:: TASK DIRECTIONS ::
Copy every entry word for word. Skip the pictures.

Data items

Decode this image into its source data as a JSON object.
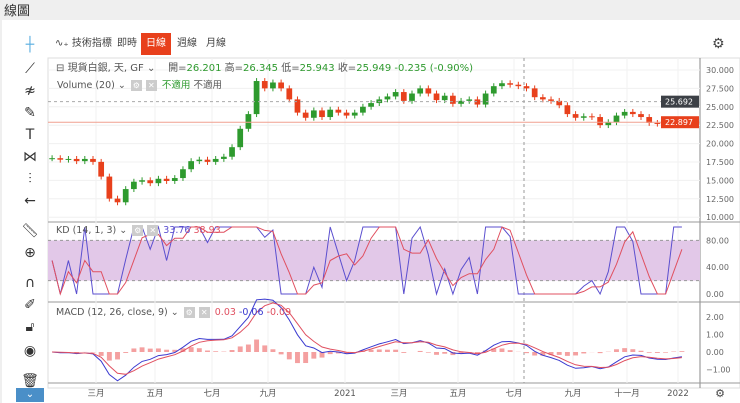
{
  "window": {
    "title": "線圖"
  },
  "toolbar": {
    "indicators": "技術指標",
    "tabs": [
      "即時",
      "日線",
      "週線",
      "月線"
    ],
    "active": "日線"
  },
  "symbol": {
    "name": "現貨白銀, 天, GF",
    "open_label": "開=",
    "open": "26.201",
    "high_label": "高=",
    "high": "26.345",
    "low_label": "低=",
    "low": "25.943",
    "close_label": "收=",
    "close": "25.949",
    "change": "-0.235 (-0.90%)"
  },
  "volume": {
    "label": "Volume (20)",
    "na1": "不適用",
    "na2": "不適用"
  },
  "kd": {
    "label": "KD (14, 1, 3)",
    "k": "33.76",
    "d": "38.93",
    "colors": {
      "k": "#5b4fcf",
      "d": "#e05060"
    }
  },
  "macd": {
    "label": "MACD (12, 26, close, 9)",
    "hist": "0.03",
    "macd": "-0.06",
    "signal": "-0.09",
    "axis": [
      "2.00",
      "1.00",
      "0.00",
      "−1.00"
    ]
  },
  "price_axis": [
    "30.000",
    "27.500",
    "25.000",
    "22.500",
    "20.000",
    "17.500",
    "15.000",
    "12.500",
    "10.000"
  ],
  "kd_axis": [
    "80.00",
    "40.00",
    "0.00"
  ],
  "price_tags": {
    "dashed": "25.692",
    "last": "22.897"
  },
  "x_axis": [
    "三月",
    "五月",
    "七月",
    "九月",
    "2021",
    "三月",
    "五月",
    "七月",
    "九月",
    "十一月",
    "2022"
  ],
  "colors": {
    "up": "#2e9a2e",
    "down": "#e8401c",
    "accent": "#e8401c"
  },
  "chart_data": {
    "type": "candlestick",
    "closes": [
      18,
      17.8,
      17.9,
      17.6,
      17.9,
      17.5,
      15.5,
      12.5,
      12,
      13.8,
      14.8,
      15,
      14.6,
      15.2,
      14.9,
      15.3,
      16.5,
      17.6,
      17.8,
      17.5,
      17.9,
      18.2,
      19.5,
      22,
      24,
      28.5,
      27.5,
      28.3,
      27.5,
      26,
      24.2,
      23.5,
      24.5,
      23.6,
      24.6,
      24.2,
      23.8,
      24.2,
      25,
      25.5,
      26,
      26.4,
      27,
      25.8,
      26.8,
      27.5,
      26.8,
      25.9,
      26.5,
      25.4,
      25.8,
      26,
      25.3,
      26.8,
      27.8,
      28.2,
      28,
      27.8,
      27.5,
      26.3,
      26,
      25.8,
      25.2,
      24,
      23.5,
      23.7,
      23.6,
      22.5,
      22.9,
      23.8,
      24.3,
      24,
      23.6,
      22.8,
      22.7,
      22.6,
      22.9,
      22.9
    ],
    "ylim": [
      10,
      30
    ],
    "x_ticks": [
      "三月",
      "五月",
      "七月",
      "九月",
      "2021",
      "三月",
      "五月",
      "七月",
      "九月",
      "十一月",
      "2022"
    ]
  }
}
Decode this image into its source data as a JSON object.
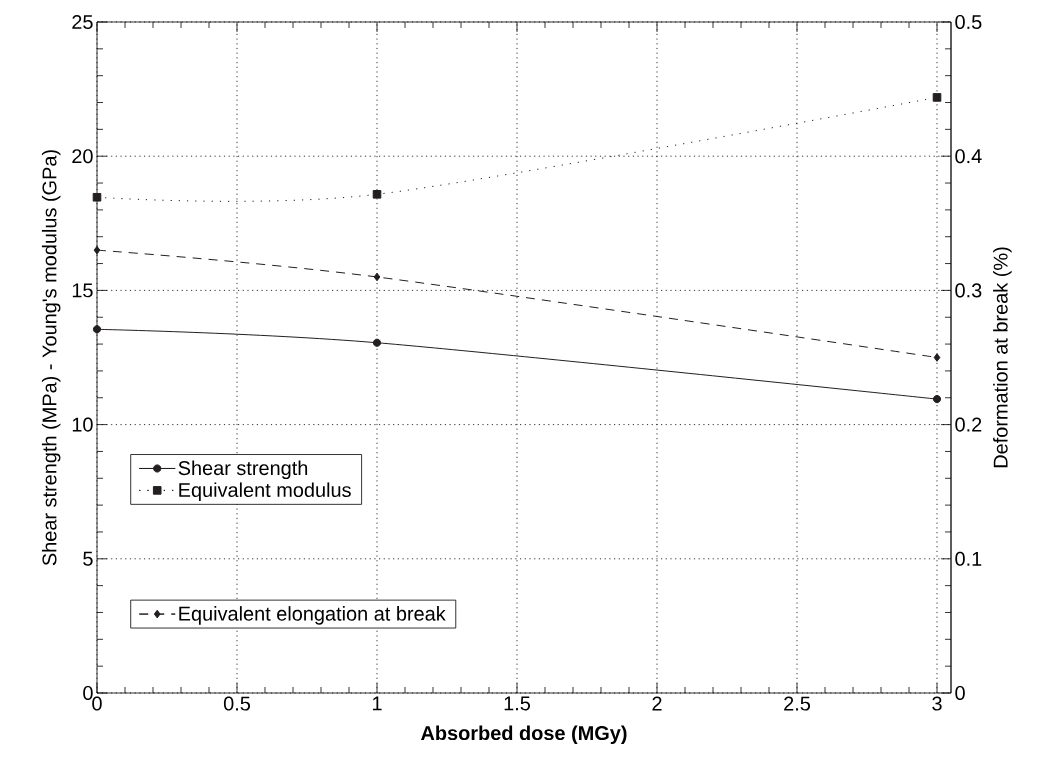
{
  "chart_data": {
    "type": "line",
    "xlabel": "Absorbed dose (MGy)",
    "ylabel": "Shear strength (MPa) - Young's modulus (GPa)",
    "y2label": "Deformation at break (%)",
    "x": [
      0,
      1,
      3
    ],
    "series": [
      {
        "name": "Shear strength",
        "color": "#231f20",
        "values": [
          13.55,
          13.05,
          10.95
        ],
        "marker": "circle",
        "line_style": "solid"
      },
      {
        "name": "Equivalent modulus",
        "color": "#231f20",
        "values": [
          18.47,
          18.58,
          22.19
        ],
        "marker": "square",
        "line_style": "dotted"
      },
      {
        "name": "Equivalent elongation at break",
        "color": "#231f20",
        "values": [
          0.33,
          0.31,
          0.25
        ],
        "marker": "diamond",
        "line_style": "dashed",
        "axis": "y2"
      }
    ],
    "xlim": [
      0,
      3.05
    ],
    "xticks": [
      0,
      0.5,
      1,
      1.5,
      2,
      2.5,
      3
    ],
    "ylim": [
      0,
      25
    ],
    "yticks": [
      0,
      5,
      10,
      15,
      20,
      25
    ],
    "y2lim": [
      0,
      0.5
    ],
    "y2ticks": [
      0,
      0.1,
      0.2,
      0.3,
      0.4,
      0.5
    ],
    "grid": true,
    "legend": "left"
  }
}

:: COMPLETED EXERCISE ::
Decode this image into its source data as a JSON object.
{
  "window": {
    "title": "線圖"
  },
  "toolbar": {
    "indicators": "技術指標",
    "tabs": [
      "即時",
      "日線",
      "週線",
      "月線"
    ],
    "active": "日線"
  },
  "symbol": {
    "name": "現貨白銀, 天, GF",
    "open_label": "開=",
    "open": "26.201",
    "high_label": "高=",
    "high": "26.345",
    "low_label": "低=",
    "low": "25.943",
    "close_label": "收=",
    "close": "25.949",
    "change": "-0.235 (-0.90%)"
  },
  "volume": {
    "label": "Volume (20)",
    "na1": "不適用",
    "na2": "不適用"
  },
  "kd": {
    "label": "KD (14, 1, 3)",
    "k": "33.76",
    "d": "38.93",
    "colors": {
      "k": "#5b4fcf",
      "d": "#e05060"
    }
  },
  "macd": {
    "label": "MACD (12, 26, close, 9)",
    "hist": "0.03",
    "macd": "-0.06",
    "signal": "-0.09",
    "axis": [
      "2.00",
      "1.00",
      "0.00",
      "−1.00"
    ]
  },
  "price_axis": [
    "30.000",
    "27.500",
    "25.000",
    "22.500",
    "20.000",
    "17.500",
    "15.000",
    "12.500",
    "10.000"
  ],
  "kd_axis": [
    "80.00",
    "40.00",
    "0.00"
  ],
  "price_tags": {
    "dashed": "25.692",
    "last": "22.897"
  },
  "x_axis": [
    "三月",
    "五月",
    "七月",
    "九月",
    "2021",
    "三月",
    "五月",
    "七月",
    "九月",
    "十一月",
    "2022"
  ],
  "colors": {
    "up": "#2e9a2e",
    "down": "#e8401c",
    "accent": "#e8401c"
  },
  "chart_data": {
    "type": "candlestick",
    "closes": [
      18,
      17.8,
      17.9,
      17.6,
      17.9,
      17.5,
      15.5,
      12.5,
      12,
      13.8,
      14.8,
      15,
      14.6,
      15.2,
      14.9,
      15.3,
      16.5,
      17.6,
      17.8,
      17.5,
      17.9,
      18.2,
      19.5,
      22,
      24,
      28.5,
      27.5,
      28.3,
      27.5,
      26,
      24.2,
      23.5,
      24.5,
      23.6,
      24.6,
      24.2,
      23.8,
      24.2,
      25,
      25.5,
      26,
      26.4,
      27,
      25.8,
      26.8,
      27.5,
      26.8,
      25.9,
      26.5,
      25.4,
      25.8,
      26,
      25.3,
      26.8,
      27.8,
      28.2,
      28,
      27.8,
      27.5,
      26.3,
      26,
      25.8,
      25.2,
      24,
      23.5,
      23.7,
      23.6,
      22.5,
      22.9,
      23.8,
      24.3,
      24,
      23.6,
      22.8,
      22.7,
      22.6,
      22.9,
      22.9
    ],
    "ylim": [
      10,
      30
    ],
    "x_ticks": [
      "三月",
      "五月",
      "七月",
      "九月",
      "2021",
      "三月",
      "五月",
      "七月",
      "九月",
      "十一月",
      "2022"
    ]
  }
}
Decode this image into its source data as a JSON object.
{
  "chart_data": {
    "type": "line",
    "xlabel": "Absorbed dose (MGy)",
    "ylabel": "Shear strength (MPa) - Young's modulus (GPa)",
    "y2label": "Deformation at break (%)",
    "x": [
      0,
      1,
      3
    ],
    "series": [
      {
        "name": "Shear strength",
        "color": "#231f20",
        "values": [
          13.55,
          13.05,
          10.95
        ],
        "marker": "circle",
        "line_style": "solid"
      },
      {
        "name": "Equivalent modulus",
        "color": "#231f20",
        "values": [
          18.47,
          18.58,
          22.19
        ],
        "marker": "square",
        "line_style": "dotted"
      },
      {
        "name": "Equivalent elongation at break",
        "color": "#231f20",
        "values": [
          0.33,
          0.31,
          0.25
        ],
        "marker": "diamond",
        "line_style": "dashed",
        "axis": "y2"
      }
    ],
    "xlim": [
      0,
      3.05
    ],
    "xticks": [
      0,
      0.5,
      1,
      1.5,
      2,
      2.5,
      3
    ],
    "ylim": [
      0,
      25
    ],
    "yticks": [
      0,
      5,
      10,
      15,
      20,
      25
    ],
    "y2lim": [
      0,
      0.5
    ],
    "y2ticks": [
      0,
      0.1,
      0.2,
      0.3,
      0.4,
      0.5
    ],
    "grid": true,
    "legend": "left"
  }
}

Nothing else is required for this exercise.